Your objective.
Find each line with the word "xlabel" and state how many there are, nothing more.

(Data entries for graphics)
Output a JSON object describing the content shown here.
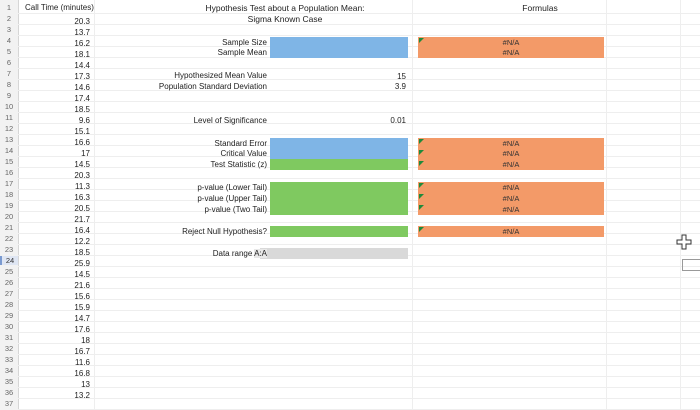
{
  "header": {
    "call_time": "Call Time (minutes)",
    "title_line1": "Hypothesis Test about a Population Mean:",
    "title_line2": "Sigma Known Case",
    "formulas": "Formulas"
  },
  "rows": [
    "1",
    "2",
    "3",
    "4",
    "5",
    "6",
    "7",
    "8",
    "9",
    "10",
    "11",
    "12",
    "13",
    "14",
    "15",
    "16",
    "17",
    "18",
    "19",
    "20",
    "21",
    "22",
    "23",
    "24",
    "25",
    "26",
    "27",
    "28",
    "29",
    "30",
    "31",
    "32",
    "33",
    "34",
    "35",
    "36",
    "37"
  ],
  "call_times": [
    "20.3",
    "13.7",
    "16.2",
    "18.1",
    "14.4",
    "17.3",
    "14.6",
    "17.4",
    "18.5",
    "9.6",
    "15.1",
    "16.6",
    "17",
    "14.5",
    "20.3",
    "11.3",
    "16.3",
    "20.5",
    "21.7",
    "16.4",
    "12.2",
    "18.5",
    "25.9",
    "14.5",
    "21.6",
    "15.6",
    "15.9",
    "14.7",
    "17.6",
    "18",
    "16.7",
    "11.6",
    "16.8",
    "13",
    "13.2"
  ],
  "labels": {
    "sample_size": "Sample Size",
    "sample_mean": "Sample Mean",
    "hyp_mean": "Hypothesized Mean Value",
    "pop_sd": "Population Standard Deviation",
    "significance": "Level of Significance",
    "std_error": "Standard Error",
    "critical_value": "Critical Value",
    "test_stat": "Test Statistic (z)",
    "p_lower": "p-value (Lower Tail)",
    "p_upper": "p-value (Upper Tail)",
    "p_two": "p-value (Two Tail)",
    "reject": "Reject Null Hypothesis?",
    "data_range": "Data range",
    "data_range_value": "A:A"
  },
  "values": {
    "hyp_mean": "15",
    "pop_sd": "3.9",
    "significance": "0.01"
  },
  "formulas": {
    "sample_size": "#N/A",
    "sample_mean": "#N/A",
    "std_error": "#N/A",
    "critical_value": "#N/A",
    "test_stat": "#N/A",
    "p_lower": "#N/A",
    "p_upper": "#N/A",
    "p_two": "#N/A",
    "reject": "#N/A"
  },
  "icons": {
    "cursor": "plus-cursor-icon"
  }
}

==

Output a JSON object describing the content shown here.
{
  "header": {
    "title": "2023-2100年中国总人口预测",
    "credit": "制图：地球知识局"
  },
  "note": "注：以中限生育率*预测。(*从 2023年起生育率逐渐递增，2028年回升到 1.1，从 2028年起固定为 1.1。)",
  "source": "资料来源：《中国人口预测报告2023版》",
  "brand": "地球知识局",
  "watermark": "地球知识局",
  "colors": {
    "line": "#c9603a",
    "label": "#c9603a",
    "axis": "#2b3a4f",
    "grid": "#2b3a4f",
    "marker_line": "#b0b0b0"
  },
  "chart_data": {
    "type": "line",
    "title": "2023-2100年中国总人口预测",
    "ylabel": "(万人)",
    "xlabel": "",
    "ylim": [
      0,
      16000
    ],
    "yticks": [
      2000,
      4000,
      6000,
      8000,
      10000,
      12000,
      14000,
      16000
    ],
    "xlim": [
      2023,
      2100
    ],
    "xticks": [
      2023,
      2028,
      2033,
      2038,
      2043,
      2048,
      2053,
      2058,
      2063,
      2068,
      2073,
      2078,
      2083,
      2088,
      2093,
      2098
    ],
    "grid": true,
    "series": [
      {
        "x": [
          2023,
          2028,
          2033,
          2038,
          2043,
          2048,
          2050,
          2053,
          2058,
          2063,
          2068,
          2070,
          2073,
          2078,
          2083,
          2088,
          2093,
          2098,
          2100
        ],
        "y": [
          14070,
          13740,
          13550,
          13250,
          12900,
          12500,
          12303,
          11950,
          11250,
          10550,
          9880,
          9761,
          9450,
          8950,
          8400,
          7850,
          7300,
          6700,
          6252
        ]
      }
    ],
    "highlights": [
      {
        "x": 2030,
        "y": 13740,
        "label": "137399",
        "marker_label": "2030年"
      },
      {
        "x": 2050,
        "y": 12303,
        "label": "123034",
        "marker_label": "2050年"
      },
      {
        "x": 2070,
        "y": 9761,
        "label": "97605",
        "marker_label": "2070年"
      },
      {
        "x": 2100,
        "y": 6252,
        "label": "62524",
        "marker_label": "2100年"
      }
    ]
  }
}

* * *

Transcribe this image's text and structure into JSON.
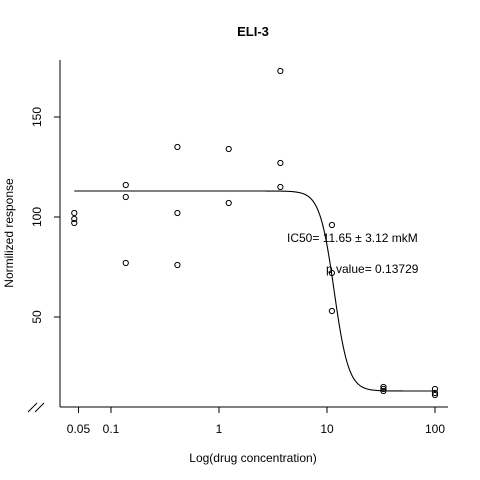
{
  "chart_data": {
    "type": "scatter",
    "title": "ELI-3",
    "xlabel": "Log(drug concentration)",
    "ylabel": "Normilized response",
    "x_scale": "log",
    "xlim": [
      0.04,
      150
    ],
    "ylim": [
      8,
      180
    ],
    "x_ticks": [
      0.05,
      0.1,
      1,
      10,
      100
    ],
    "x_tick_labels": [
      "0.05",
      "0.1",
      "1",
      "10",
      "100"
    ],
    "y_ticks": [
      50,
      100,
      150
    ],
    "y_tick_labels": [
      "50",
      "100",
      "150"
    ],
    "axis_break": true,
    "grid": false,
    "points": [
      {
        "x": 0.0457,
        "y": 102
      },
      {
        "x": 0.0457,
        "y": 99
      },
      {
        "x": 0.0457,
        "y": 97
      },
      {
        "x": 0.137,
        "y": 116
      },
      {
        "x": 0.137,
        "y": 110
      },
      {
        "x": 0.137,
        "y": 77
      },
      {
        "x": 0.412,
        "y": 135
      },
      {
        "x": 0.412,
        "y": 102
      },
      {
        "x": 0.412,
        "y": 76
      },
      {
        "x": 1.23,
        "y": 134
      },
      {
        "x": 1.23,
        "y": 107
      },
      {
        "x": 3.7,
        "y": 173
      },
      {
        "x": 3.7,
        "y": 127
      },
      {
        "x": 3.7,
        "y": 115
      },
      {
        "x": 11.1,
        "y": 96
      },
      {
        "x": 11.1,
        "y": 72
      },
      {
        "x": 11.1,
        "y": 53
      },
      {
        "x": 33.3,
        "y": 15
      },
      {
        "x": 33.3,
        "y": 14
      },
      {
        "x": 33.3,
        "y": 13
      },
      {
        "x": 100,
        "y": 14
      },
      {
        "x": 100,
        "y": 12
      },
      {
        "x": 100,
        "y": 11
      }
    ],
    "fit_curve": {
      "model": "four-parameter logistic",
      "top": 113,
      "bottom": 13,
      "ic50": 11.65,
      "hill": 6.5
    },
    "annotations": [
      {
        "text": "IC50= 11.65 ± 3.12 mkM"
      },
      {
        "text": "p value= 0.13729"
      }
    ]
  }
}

Answer to this task.
2